(Stored entries)
★ ★ ★ ★
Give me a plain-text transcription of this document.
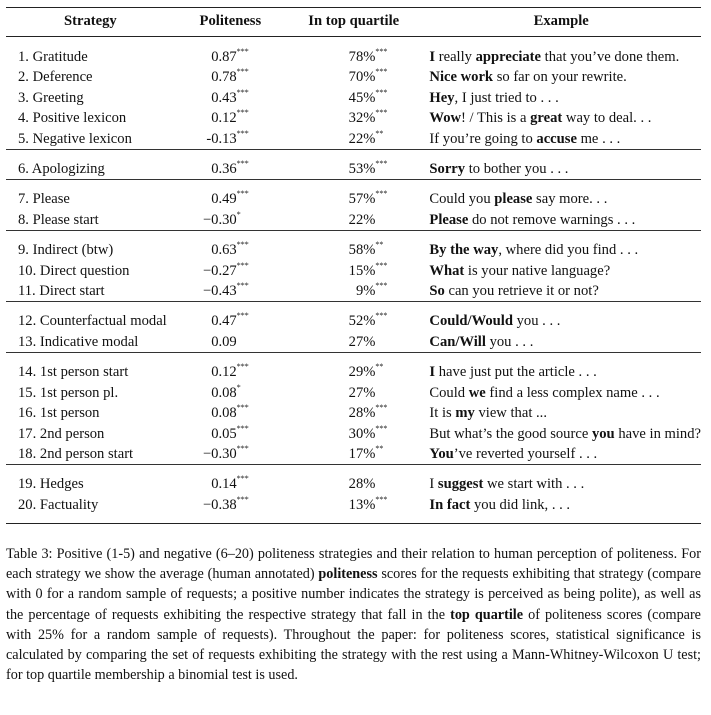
Strategy	Politeness	In top quartile	Example
1. Gratitude	0.87***	78%***	I really appreciate that you’ve done them.
2. Deference	0.78***	70%***	Nice work so far on your rewrite.
3. Greeting	0.43***	45%***	Hey, I just tried to . . .
4. Positive lexicon	0.12***	32%***	Wow! / This is a great way to deal. . .
5. Negative lexicon	-0.13***	22%**	If you’re going to accuse me . . .
6. Apologizing	0.36***	53%***	Sorry to bother you . . .
7. Please	0.49***	57%***	Could you please say more. . .
8. Please start	−0.30*	22%	Please do not remove warnings . . .
9. Indirect (btw)	0.63***	58%**	By the way, where did you find . . .
10. Direct question	−0.27***	15%***	What is your native language?
11. Direct start	−0.43***	9%***	So can you retrieve it or not?
12. Counterfactual modal	0.47***	52%***	Could/Would you . . .
13. Indicative modal	0.09	27%	Can/Will you . . .
14. 1st person start	0.12***	29%**	I have just put the article . . .
15. 1st person pl.	0.08*	27%	Could we find a less complex name . . .
16. 1st person	0.08***	28%***	It is my view that ...
17. 2nd person	0.05***	30%***	But what’s the good source you have in mind?
18. 2nd person start	−0.30***	17%**	You’ve reverted yourself . . .
19. Hedges	0.14***	28%	I suggest we start with . . .
20. Factuality	−0.38***	13%***	In fact you did link, . . .
Table 3: Positive (1-5) and negative (6–20) politeness strategies and their relation to human perception of politeness. For each strategy we show the average (human annotated) politeness scores for the requests exhibiting that strategy (compare with 0 for a random sample of requests; a positive number indicates the strategy is perceived as being polite), as well as the percentage of requests exhibiting the respective strategy that fall in the top quartile of politeness scores (compare with 25% for a random sample of requests). Throughout the paper: for politeness scores, statistical significance is calculated by comparing the set of requests exhibiting the strategy with the rest using a Mann-Whitney-Wilcoxon U test; for top quartile membership a binomial test is used.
★ ★ ★ ★
> **PROBLEM TO WORK ON**: Print the complete listing exactly, apart from any pictures.

> **SOLUTION FOR THIS PROBLEM**:
Give me a plain-text transcription of this document.
Strategy	Politeness	In top quartile	Example
1. Gratitude	0.87***	78%***	I really appreciate that you’ve done them.
2. Deference	0.78***	70%***	Nice work so far on your rewrite.
3. Greeting	0.43***	45%***	Hey, I just tried to . . .
4. Positive lexicon	0.12***	32%***	Wow! / This is a great way to deal. . .
5. Negative lexicon	-0.13***	22%**	If you’re going to accuse me . . .
6. Apologizing	0.36***	53%***	Sorry to bother you . . .
7. Please	0.49***	57%***	Could you please say more. . .
8. Please start	−0.30*	22%	Please do not remove warnings . . .
9. Indirect (btw)	0.63***	58%**	By the way, where did you find . . .
10. Direct question	−0.27***	15%***	What is your native language?
11. Direct start	−0.43***	9%***	So can you retrieve it or not?
12. Counterfactual modal	0.47***	52%***	Could/Would you . . .
13. Indicative modal	0.09	27%	Can/Will you . . .
14. 1st person start	0.12***	29%**	I have just put the article . . .
15. 1st person pl.	0.08*	27%	Could we find a less complex name . . .
16. 1st person	0.08***	28%***	It is my view that ...
17. 2nd person	0.05***	30%***	But what’s the good source you have in mind?
18. 2nd person start	−0.30***	17%**	You’ve reverted yourself . . .
19. Hedges	0.14***	28%	I suggest we start with . . .
20. Factuality	−0.38***	13%***	In fact you did link, . . .
Table 3: Positive (1-5) and negative (6–20) politeness strategies and their relation to human perception of politeness. For each strategy we show the average (human annotated) politeness scores for the requests exhibiting that strategy (compare with 0 for a random sample of requests; a positive number indicates the strategy is perceived as being polite), as well as the percentage of requests exhibiting the respective strategy that fall in the top quartile of politeness scores (compare with 25% for a random sample of requests). Throughout the paper: for politeness scores, statistical significance is calculated by comparing the set of requests exhibiting the strategy with the rest using a Mann-Whitney-Wilcoxon U test; for top quartile membership a binomial test is used.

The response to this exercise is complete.